== EXERCISE DATA ==

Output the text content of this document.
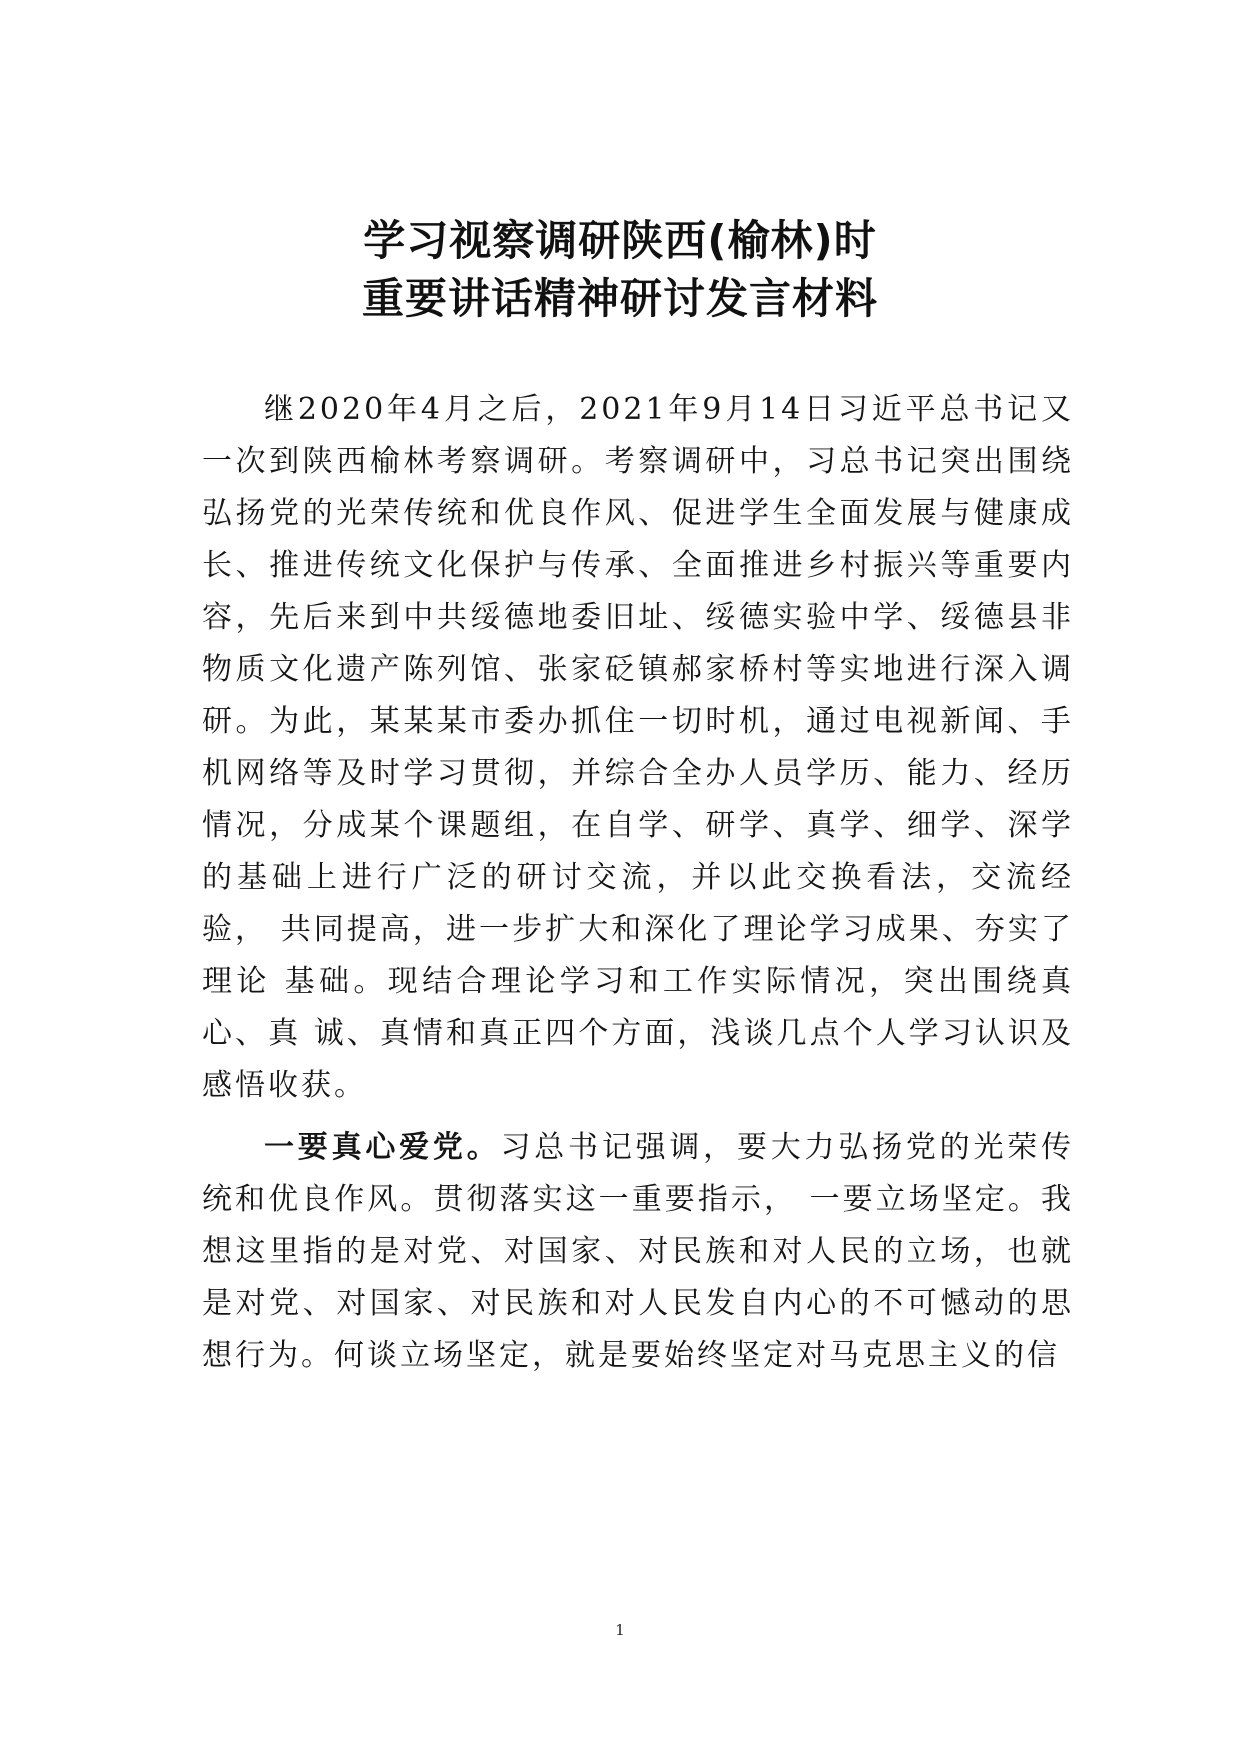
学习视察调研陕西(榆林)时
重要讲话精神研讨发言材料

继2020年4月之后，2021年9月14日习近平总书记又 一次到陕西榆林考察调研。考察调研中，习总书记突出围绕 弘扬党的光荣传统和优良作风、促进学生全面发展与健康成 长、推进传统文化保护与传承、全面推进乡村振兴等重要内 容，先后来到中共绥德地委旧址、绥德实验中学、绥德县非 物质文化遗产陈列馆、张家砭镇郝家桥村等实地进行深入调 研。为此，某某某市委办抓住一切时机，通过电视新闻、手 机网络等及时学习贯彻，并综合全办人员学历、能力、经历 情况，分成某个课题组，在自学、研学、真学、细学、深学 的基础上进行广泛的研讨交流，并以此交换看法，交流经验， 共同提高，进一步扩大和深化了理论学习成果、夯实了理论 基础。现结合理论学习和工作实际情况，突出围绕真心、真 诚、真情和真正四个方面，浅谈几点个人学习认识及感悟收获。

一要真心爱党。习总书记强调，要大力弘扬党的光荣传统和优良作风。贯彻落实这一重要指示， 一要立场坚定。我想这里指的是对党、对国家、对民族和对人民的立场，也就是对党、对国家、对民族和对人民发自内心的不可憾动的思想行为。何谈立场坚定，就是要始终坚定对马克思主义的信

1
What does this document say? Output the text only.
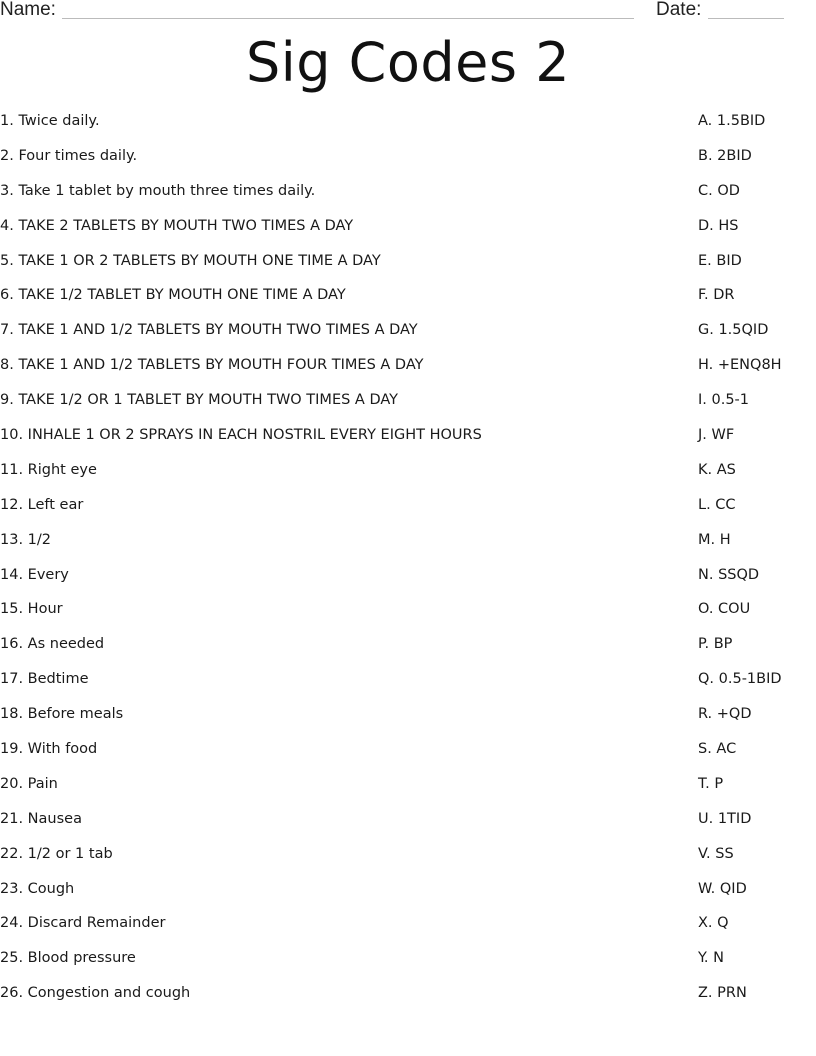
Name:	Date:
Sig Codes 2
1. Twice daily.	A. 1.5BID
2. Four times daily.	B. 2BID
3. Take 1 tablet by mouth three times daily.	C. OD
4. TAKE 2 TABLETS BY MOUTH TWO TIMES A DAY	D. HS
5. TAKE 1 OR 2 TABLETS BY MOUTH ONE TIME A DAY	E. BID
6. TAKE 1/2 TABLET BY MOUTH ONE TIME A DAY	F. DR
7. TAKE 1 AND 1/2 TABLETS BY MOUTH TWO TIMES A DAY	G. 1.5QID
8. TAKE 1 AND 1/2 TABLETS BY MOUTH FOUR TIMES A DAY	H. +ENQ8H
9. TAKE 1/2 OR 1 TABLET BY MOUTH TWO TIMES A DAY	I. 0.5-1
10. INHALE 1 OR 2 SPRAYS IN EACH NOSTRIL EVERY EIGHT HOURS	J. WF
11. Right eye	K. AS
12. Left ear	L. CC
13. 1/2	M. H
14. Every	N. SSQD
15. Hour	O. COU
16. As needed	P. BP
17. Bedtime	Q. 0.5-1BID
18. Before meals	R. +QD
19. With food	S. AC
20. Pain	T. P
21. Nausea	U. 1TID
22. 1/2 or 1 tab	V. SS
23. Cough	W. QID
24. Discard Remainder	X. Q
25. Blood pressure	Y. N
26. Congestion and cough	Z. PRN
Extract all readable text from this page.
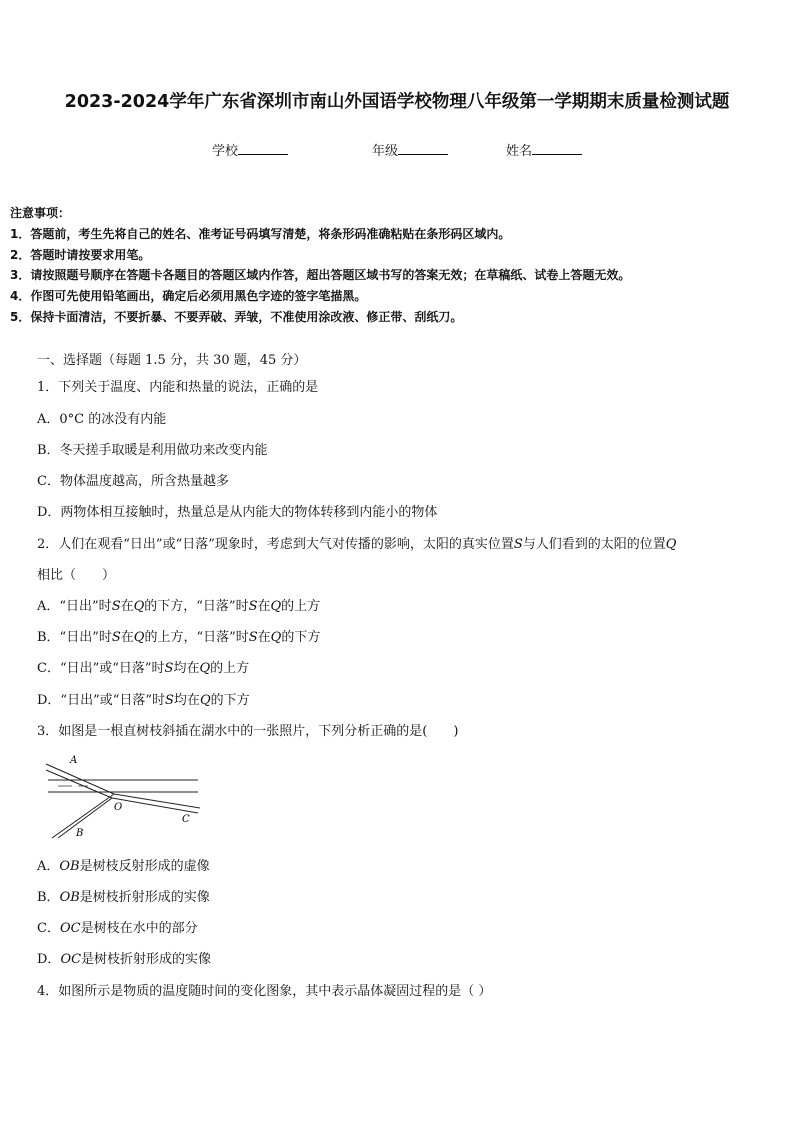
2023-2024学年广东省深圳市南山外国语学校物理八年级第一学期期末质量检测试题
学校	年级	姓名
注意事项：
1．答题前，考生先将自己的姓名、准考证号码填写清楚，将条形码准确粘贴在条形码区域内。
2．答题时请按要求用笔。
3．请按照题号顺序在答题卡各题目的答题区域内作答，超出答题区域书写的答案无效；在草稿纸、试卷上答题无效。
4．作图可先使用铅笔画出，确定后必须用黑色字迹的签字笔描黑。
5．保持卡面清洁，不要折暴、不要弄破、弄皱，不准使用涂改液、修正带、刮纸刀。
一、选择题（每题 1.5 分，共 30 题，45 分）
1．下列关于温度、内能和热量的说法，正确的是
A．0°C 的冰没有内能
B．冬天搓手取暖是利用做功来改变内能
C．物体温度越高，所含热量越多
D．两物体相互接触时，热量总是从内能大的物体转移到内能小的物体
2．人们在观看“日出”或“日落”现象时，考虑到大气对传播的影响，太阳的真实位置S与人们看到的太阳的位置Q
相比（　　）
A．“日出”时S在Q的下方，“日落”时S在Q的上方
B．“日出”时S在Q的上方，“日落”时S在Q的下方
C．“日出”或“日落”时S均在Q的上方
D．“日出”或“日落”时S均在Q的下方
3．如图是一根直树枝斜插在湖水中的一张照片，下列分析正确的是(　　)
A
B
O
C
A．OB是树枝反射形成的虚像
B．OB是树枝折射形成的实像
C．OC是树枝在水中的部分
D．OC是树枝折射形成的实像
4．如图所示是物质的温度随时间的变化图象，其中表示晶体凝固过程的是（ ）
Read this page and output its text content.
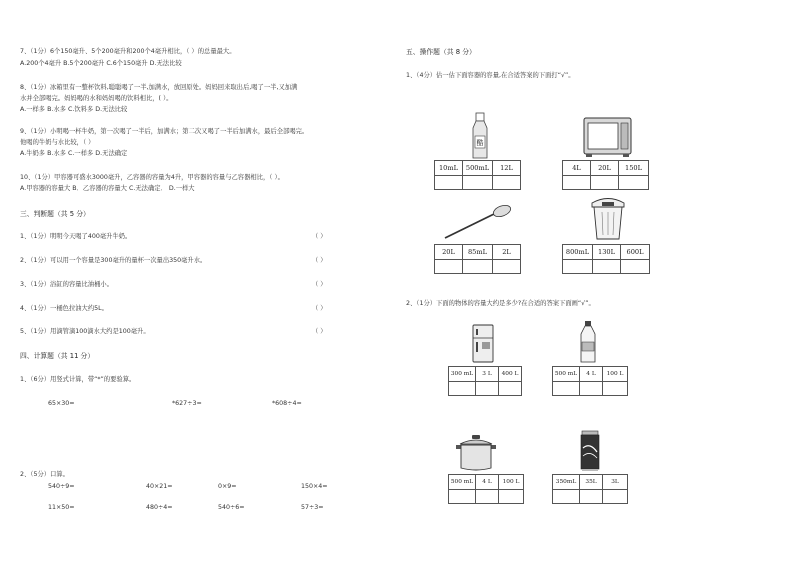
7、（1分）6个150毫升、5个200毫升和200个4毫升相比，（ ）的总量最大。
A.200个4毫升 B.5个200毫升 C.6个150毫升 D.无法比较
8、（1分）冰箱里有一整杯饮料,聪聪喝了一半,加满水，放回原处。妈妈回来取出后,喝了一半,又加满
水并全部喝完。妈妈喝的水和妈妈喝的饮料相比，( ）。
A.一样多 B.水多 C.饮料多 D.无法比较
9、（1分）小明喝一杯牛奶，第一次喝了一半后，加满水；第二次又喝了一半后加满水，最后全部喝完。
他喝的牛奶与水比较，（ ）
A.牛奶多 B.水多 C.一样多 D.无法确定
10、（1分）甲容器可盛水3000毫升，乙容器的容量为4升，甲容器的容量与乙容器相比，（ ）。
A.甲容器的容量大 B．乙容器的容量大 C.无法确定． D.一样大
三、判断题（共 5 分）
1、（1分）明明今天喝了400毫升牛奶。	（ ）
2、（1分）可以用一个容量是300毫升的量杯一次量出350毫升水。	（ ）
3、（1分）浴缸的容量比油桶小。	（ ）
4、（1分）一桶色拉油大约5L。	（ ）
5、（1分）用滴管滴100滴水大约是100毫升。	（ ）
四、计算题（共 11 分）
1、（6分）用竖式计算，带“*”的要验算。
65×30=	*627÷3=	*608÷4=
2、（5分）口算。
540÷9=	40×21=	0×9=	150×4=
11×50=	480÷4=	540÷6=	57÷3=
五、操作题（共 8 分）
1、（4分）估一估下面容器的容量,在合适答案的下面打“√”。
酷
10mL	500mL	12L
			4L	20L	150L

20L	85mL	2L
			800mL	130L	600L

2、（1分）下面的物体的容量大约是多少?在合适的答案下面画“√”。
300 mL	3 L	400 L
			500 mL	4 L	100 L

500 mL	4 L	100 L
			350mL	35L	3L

===

Where a line of the entries contains the word "daily", copy that line.

THE SOLUTION:
1. Twice daily.	A. 1.5BID
2. Four times daily.	B. 2BID
3. Take 1 tablet by mouth three times daily.	C. OD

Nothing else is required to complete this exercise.